▸ Part of a data file:
— Start —

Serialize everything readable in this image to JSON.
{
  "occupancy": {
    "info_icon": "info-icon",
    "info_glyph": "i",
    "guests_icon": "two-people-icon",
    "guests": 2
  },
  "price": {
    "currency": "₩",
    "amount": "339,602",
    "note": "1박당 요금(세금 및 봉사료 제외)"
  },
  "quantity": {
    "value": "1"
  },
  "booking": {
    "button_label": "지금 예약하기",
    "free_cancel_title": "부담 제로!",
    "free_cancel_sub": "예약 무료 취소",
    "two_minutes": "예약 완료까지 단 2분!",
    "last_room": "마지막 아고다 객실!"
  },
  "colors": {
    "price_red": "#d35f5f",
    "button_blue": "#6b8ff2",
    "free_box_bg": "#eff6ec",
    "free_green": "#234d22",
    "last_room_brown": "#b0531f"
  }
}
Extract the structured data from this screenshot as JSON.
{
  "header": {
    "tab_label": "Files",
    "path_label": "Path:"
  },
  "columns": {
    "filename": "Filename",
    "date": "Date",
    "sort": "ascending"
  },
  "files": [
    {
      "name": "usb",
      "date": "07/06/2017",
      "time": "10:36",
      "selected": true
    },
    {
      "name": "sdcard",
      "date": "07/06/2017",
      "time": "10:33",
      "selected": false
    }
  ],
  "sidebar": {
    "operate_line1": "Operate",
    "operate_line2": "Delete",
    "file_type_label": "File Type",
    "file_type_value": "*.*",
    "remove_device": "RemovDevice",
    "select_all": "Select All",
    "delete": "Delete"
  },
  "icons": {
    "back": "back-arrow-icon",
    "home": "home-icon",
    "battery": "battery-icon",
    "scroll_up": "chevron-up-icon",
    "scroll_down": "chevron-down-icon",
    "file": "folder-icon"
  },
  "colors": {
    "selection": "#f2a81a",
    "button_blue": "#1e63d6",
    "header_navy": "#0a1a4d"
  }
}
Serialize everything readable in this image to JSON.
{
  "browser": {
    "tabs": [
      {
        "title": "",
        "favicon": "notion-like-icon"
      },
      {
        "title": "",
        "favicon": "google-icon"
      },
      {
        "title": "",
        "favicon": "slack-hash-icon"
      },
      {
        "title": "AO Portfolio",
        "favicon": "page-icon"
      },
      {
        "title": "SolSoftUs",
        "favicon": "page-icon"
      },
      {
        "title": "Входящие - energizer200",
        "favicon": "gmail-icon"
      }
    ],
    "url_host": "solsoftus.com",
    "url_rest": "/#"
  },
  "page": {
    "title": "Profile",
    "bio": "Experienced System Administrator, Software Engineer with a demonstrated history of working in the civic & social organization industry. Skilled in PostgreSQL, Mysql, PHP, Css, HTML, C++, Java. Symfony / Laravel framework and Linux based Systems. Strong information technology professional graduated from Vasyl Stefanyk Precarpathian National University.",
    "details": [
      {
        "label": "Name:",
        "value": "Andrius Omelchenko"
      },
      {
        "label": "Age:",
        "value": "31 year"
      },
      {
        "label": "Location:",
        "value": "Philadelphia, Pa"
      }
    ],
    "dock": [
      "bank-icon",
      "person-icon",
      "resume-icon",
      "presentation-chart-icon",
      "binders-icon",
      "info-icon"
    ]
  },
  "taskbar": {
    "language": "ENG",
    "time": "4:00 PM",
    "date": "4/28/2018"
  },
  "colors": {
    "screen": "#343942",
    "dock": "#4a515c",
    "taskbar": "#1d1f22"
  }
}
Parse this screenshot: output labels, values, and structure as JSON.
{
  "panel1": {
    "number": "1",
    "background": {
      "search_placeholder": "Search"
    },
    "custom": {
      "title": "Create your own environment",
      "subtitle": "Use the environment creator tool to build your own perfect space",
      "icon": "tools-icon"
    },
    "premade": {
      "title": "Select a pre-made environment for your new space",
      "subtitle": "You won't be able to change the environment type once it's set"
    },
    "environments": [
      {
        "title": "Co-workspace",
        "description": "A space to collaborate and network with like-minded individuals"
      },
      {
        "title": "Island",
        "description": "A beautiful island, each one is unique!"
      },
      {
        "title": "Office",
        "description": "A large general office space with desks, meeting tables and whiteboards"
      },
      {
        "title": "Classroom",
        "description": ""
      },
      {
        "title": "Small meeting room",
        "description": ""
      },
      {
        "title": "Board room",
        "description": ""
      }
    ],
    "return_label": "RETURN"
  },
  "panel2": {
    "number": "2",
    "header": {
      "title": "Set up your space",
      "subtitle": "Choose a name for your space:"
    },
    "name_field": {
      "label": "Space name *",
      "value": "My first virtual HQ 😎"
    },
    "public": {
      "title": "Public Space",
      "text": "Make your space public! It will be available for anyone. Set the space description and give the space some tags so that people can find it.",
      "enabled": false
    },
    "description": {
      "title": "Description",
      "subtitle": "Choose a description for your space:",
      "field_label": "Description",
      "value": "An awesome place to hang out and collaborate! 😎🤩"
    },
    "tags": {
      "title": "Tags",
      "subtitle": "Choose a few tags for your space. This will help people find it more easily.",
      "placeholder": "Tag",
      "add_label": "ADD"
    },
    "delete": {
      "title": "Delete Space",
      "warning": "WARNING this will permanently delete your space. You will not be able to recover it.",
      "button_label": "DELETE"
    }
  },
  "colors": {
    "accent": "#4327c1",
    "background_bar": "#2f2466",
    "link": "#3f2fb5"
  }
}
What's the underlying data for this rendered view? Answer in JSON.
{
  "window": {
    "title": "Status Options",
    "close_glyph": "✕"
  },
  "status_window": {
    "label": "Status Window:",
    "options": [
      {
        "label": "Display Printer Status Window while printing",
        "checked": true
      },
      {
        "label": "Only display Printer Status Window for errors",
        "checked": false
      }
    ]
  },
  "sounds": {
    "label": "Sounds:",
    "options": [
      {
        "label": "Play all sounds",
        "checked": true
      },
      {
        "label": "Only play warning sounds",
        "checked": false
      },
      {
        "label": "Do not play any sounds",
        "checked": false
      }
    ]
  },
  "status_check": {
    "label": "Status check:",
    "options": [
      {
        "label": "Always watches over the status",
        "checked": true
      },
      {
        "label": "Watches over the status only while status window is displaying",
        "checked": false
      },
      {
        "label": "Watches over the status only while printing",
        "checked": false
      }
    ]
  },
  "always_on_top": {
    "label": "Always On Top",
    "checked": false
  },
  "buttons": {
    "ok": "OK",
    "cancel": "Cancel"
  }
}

— End —

▸ Written request: Write out all of the records once more, exactly.

▸ The completed task:
Serialize everything readable in this image to JSON.
{
  "occupancy": {
    "info_icon": "info-icon",
    "info_glyph": "i",
    "guests_icon": "two-people-icon",
    "guests": 2
  },
  "price": {
    "currency": "₩",
    "amount": "339,602",
    "note": "1박당 요금(세금 및 봉사료 제외)"
  },
  "quantity": {
    "value": "1"
  },
  "booking": {
    "button_label": "지금 예약하기",
    "free_cancel_title": "부담 제로!",
    "free_cancel_sub": "예약 무료 취소",
    "two_minutes": "예약 완료까지 단 2분!",
    "last_room": "마지막 아고다 객실!"
  },
  "colors": {
    "price_red": "#d35f5f",
    "button_blue": "#6b8ff2",
    "free_box_bg": "#eff6ec",
    "free_green": "#234d22",
    "last_room_brown": "#b0531f"
  }
}
Extract the structured data from this screenshot as JSON.
{
  "header": {
    "tab_label": "Files",
    "path_label": "Path:"
  },
  "columns": {
    "filename": "Filename",
    "date": "Date",
    "sort": "ascending"
  },
  "files": [
    {
      "name": "usb",
      "date": "07/06/2017",
      "time": "10:36",
      "selected": true
    },
    {
      "name": "sdcard",
      "date": "07/06/2017",
      "time": "10:33",
      "selected": false
    }
  ],
  "sidebar": {
    "operate_line1": "Operate",
    "operate_line2": "Delete",
    "file_type_label": "File Type",
    "file_type_value": "*.*",
    "remove_device": "RemovDevice",
    "select_all": "Select All",
    "delete": "Delete"
  },
  "icons": {
    "back": "back-arrow-icon",
    "home": "home-icon",
    "battery": "battery-icon",
    "scroll_up": "chevron-up-icon",
    "scroll_down": "chevron-down-icon",
    "file": "folder-icon"
  },
  "colors": {
    "selection": "#f2a81a",
    "button_blue": "#1e63d6",
    "header_navy": "#0a1a4d"
  }
}
Serialize everything readable in this image to JSON.
{
  "browser": {
    "tabs": [
      {
        "title": "",
        "favicon": "notion-like-icon"
      },
      {
        "title": "",
        "favicon": "google-icon"
      },
      {
        "title": "",
        "favicon": "slack-hash-icon"
      },
      {
        "title": "AO Portfolio",
        "favicon": "page-icon"
      },
      {
        "title": "SolSoftUs",
        "favicon": "page-icon"
      },
      {
        "title": "Входящие - energizer200",
        "favicon": "gmail-icon"
      }
    ],
    "url_host": "solsoftus.com",
    "url_rest": "/#"
  },
  "page": {
    "title": "Profile",
    "bio": "Experienced System Administrator, Software Engineer with a demonstrated history of working in the civic & social organization industry. Skilled in PostgreSQL, Mysql, PHP, Css, HTML, C++, Java. Symfony / Laravel framework and Linux based Systems. Strong information technology professional graduated from Vasyl Stefanyk Precarpathian National University.",
    "details": [
      {
        "label": "Name:",
        "value": "Andrius Omelchenko"
      },
      {
        "label": "Age:",
        "value": "31 year"
      },
      {
        "label": "Location:",
        "value": "Philadelphia, Pa"
      }
    ],
    "dock": [
      "bank-icon",
      "person-icon",
      "resume-icon",
      "presentation-chart-icon",
      "binders-icon",
      "info-icon"
    ]
  },
  "taskbar": {
    "language": "ENG",
    "time": "4:00 PM",
    "date": "4/28/2018"
  },
  "colors": {
    "screen": "#343942",
    "dock": "#4a515c",
    "taskbar": "#1d1f22"
  }
}
Parse this screenshot: output labels, values, and structure as JSON.
{
  "panel1": {
    "number": "1",
    "background": {
      "search_placeholder": "Search"
    },
    "custom": {
      "title": "Create your own environment",
      "subtitle": "Use the environment creator tool to build your own perfect space",
      "icon": "tools-icon"
    },
    "premade": {
      "title": "Select a pre-made environment for your new space",
      "subtitle": "You won't be able to change the environment type once it's set"
    },
    "environments": [
      {
        "title": "Co-workspace",
        "description": "A space to collaborate and network with like-minded individuals"
      },
      {
        "title": "Island",
        "description": "A beautiful island, each one is unique!"
      },
      {
        "title": "Office",
        "description": "A large general office space with desks, meeting tables and whiteboards"
      },
      {
        "title": "Classroom",
        "description": ""
      },
      {
        "title": "Small meeting room",
        "description": ""
      },
      {
        "title": "Board room",
        "description": ""
      }
    ],
    "return_label": "RETURN"
  },
  "panel2": {
    "number": "2",
    "header": {
      "title": "Set up your space",
      "subtitle": "Choose a name for your space:"
    },
    "name_field": {
      "label": "Space name *",
      "value": "My first virtual HQ 😎"
    },
    "public": {
      "title": "Public Space",
      "text": "Make your space public! It will be available for anyone. Set the space description and give the space some tags so that people can find it.",
      "enabled": false
    },
    "description": {
      "title": "Description",
      "subtitle": "Choose a description for your space:",
      "field_label": "Description",
      "value": "An awesome place to hang out and collaborate! 😎🤩"
    },
    "tags": {
      "title": "Tags",
      "subtitle": "Choose a few tags for your space. This will help people find it more easily.",
      "placeholder": "Tag",
      "add_label": "ADD"
    },
    "delete": {
      "title": "Delete Space",
      "warning": "WARNING this will permanently delete your space. You will not be able to recover it.",
      "button_label": "DELETE"
    }
  },
  "colors": {
    "accent": "#4327c1",
    "background_bar": "#2f2466",
    "link": "#3f2fb5"
  }
}
What's the underlying data for this rendered view? Answer in JSON.
{
  "window": {
    "title": "Status Options",
    "close_glyph": "✕"
  },
  "status_window": {
    "label": "Status Window:",
    "options": [
      {
        "label": "Display Printer Status Window while printing",
        "checked": true
      },
      {
        "label": "Only display Printer Status Window for errors",
        "checked": false
      }
    ]
  },
  "sounds": {
    "label": "Sounds:",
    "options": [
      {
        "label": "Play all sounds",
        "checked": true
      },
      {
        "label": "Only play warning sounds",
        "checked": false
      },
      {
        "label": "Do not play any sounds",
        "checked": false
      }
    ]
  },
  "status_check": {
    "label": "Status check:",
    "options": [
      {
        "label": "Always watches over the status",
        "checked": true
      },
      {
        "label": "Watches over the status only while status window is displaying",
        "checked": false
      },
      {
        "label": "Watches over the status only while printing",
        "checked": false
      }
    ]
  },
  "always_on_top": {
    "label": "Always On Top",
    "checked": false
  },
  "buttons": {
    "ok": "OK",
    "cancel": "Cancel"
  }
}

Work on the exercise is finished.